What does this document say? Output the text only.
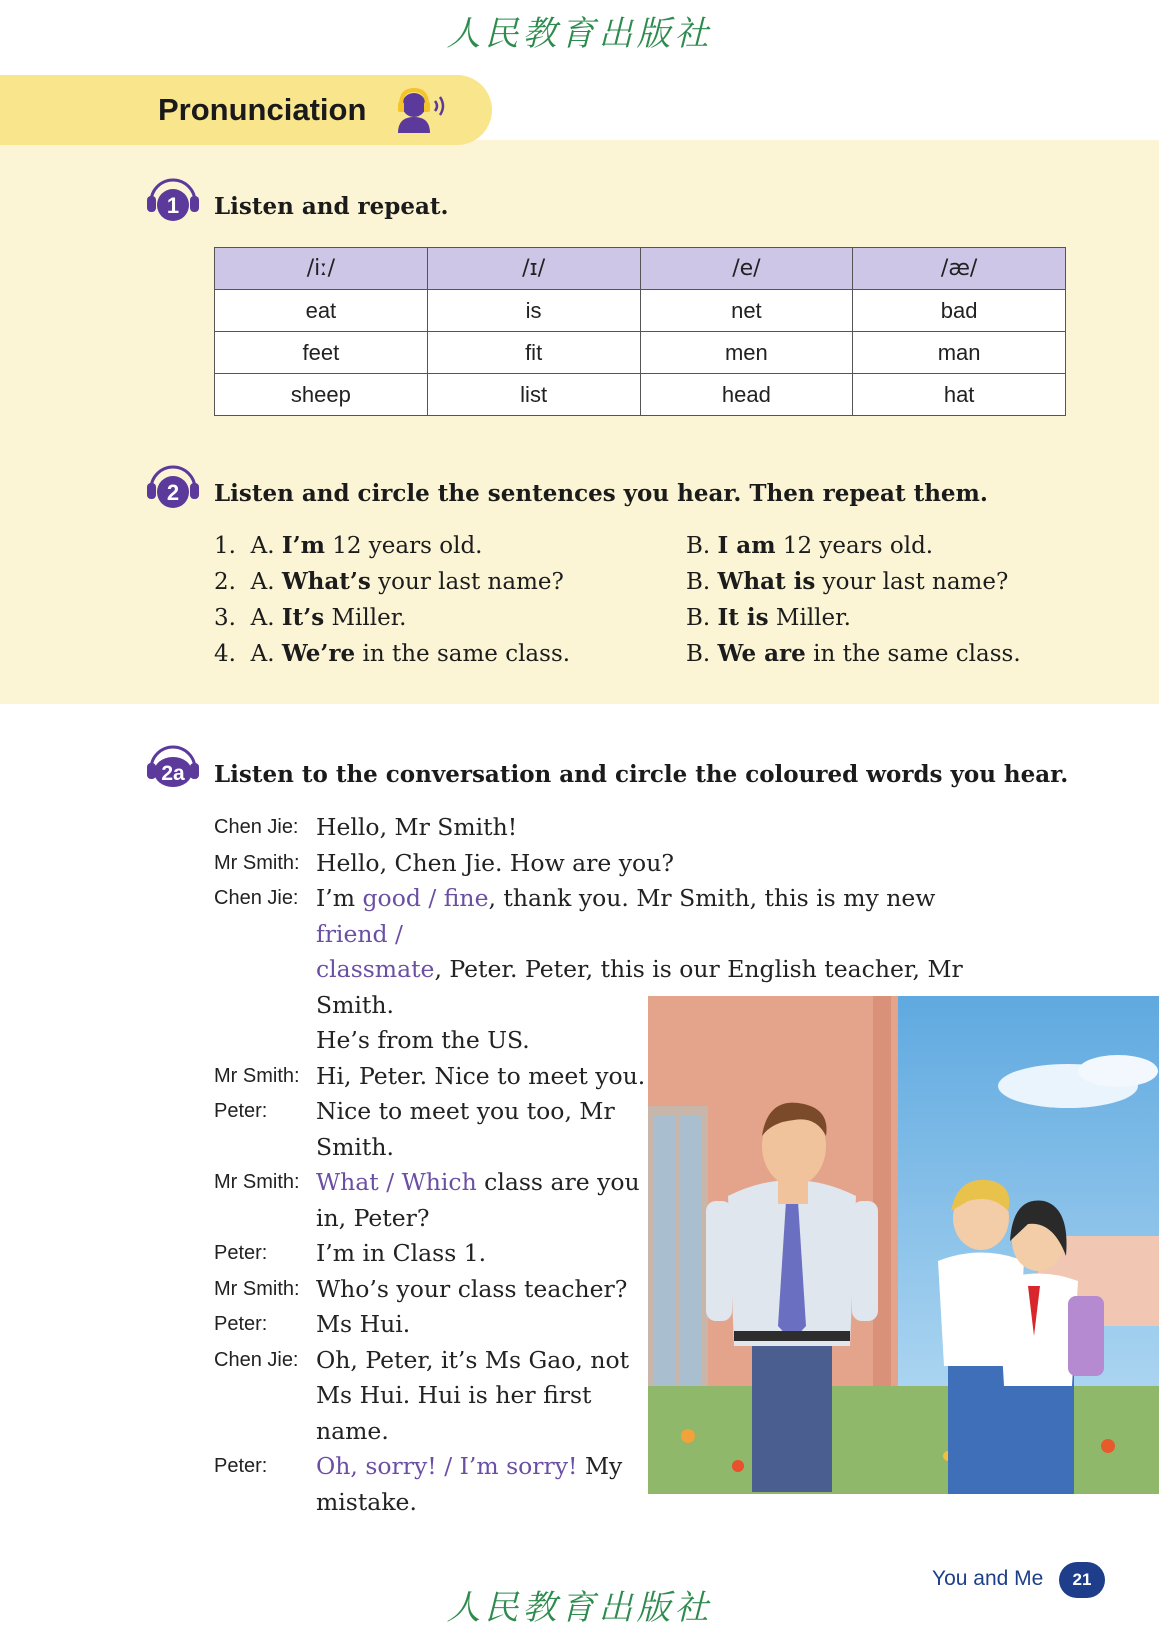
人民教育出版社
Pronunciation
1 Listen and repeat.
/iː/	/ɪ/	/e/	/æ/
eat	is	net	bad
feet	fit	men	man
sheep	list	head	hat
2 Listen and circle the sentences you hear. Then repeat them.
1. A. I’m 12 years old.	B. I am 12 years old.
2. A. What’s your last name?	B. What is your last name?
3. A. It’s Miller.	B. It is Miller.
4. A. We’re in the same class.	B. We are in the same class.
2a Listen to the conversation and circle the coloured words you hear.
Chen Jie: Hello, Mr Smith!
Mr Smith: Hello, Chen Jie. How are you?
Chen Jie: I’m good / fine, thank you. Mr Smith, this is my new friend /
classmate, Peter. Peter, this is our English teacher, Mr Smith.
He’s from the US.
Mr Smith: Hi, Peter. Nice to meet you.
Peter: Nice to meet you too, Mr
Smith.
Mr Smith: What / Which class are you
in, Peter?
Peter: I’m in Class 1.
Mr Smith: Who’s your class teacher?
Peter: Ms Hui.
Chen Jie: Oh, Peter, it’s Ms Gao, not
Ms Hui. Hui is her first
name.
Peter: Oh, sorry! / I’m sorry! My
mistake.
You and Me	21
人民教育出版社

****************************************

◆ **PROBLEM DETAILS**: Output the records above exactly; leave out the pictures.

◆ **SOLUTION**:
What does this document say? Output the text only.
人民教育出版社
Pronunciation
1 Listen and repeat.
/iː/	/ɪ/	/e/	/æ/
eat	is	net	bad
feet	fit	men	man
sheep	list	head	hat
2 Listen and circle the sentences you hear. Then repeat them.
1. A. I’m 12 years old.	B. I am 12 years old.
2. A. What’s your last name?	B. What is your last name?
3. A. It’s Miller.	B. It is Miller.
4. A. We’re in the same class.	B. We are in the same class.
2a Listen to the conversation and circle the coloured words you hear.
Chen Jie: Hello, Mr Smith!
Mr Smith: Hello, Chen Jie. How are you?
Chen Jie: I’m good / fine, thank you. Mr Smith, this is my new friend /
classmate, Peter. Peter, this is our English teacher, Mr Smith.
He’s from the US.
Mr Smith: Hi, Peter. Nice to meet you.
Peter: Nice to meet you too, Mr
Smith.
Mr Smith: What / Which class are you
in, Peter?
Peter: I’m in Class 1.
Mr Smith: Who’s your class teacher?
Peter: Ms Hui.
Chen Jie: Oh, Peter, it’s Ms Gao, not
Ms Hui. Hui is her first
name.
Peter: Oh, sorry! / I’m sorry! My
mistake.
You and Me	21
人民教育出版社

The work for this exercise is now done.